[Stored data]
________________________________________
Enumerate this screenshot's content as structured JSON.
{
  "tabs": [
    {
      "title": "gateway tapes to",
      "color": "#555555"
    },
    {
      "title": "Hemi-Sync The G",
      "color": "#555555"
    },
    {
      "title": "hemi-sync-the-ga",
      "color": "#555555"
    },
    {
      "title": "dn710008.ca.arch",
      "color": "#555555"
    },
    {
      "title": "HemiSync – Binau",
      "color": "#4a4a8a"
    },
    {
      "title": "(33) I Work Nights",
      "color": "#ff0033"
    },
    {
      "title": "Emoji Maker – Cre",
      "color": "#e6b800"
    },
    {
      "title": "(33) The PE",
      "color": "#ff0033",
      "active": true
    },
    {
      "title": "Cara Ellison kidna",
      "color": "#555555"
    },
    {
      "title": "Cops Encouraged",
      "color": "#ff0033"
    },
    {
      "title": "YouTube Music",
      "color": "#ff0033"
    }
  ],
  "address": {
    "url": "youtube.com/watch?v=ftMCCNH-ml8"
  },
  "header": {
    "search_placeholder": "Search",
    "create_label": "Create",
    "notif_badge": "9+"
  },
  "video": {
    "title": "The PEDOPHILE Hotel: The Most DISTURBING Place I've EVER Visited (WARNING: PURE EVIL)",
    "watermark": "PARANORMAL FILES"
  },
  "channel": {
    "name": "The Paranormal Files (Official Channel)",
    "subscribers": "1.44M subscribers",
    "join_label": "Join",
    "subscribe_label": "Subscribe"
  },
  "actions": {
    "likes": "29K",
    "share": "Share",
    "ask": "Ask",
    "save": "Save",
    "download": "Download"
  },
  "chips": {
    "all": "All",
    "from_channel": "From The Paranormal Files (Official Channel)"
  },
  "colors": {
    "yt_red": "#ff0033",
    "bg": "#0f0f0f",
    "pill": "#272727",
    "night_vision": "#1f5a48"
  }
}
________________________________________
Extract the data in full. Keep it word for word.

Enumerate this screenshot's content as structured JSON.
{
  "tabs": [
    {
      "title": "gateway tapes to",
      "color": "#555555"
    },
    {
      "title": "Hemi-Sync The G",
      "color": "#555555"
    },
    {
      "title": "hemi-sync-the-ga",
      "color": "#555555"
    },
    {
      "title": "dn710008.ca.arch",
      "color": "#555555"
    },
    {
      "title": "HemiSync – Binau",
      "color": "#4a4a8a"
    },
    {
      "title": "(33) I Work Nights",
      "color": "#ff0033"
    },
    {
      "title": "Emoji Maker – Cre",
      "color": "#e6b800"
    },
    {
      "title": "(33) The PE",
      "color": "#ff0033",
      "active": true
    },
    {
      "title": "Cara Ellison kidna",
      "color": "#555555"
    },
    {
      "title": "Cops Encouraged",
      "color": "#ff0033"
    },
    {
      "title": "YouTube Music",
      "color": "#ff0033"
    }
  ],
  "address": {
    "url": "youtube.com/watch?v=ftMCCNH-ml8"
  },
  "header": {
    "search_placeholder": "Search",
    "create_label": "Create",
    "notif_badge": "9+"
  },
  "video": {
    "title": "The PEDOPHILE Hotel: The Most DISTURBING Place I've EVER Visited (WARNING: PURE EVIL)",
    "watermark": "PARANORMAL FILES"
  },
  "channel": {
    "name": "The Paranormal Files (Official Channel)",
    "subscribers": "1.44M subscribers",
    "join_label": "Join",
    "subscribe_label": "Subscribe"
  },
  "actions": {
    "likes": "29K",
    "share": "Share",
    "ask": "Ask",
    "save": "Save",
    "download": "Download"
  },
  "chips": {
    "all": "All",
    "from_channel": "From The Paranormal Files (Official Channel)"
  },
  "colors": {
    "yt_red": "#ff0033",
    "bg": "#0f0f0f",
    "pill": "#272727",
    "night_vision": "#1f5a48"
  }
}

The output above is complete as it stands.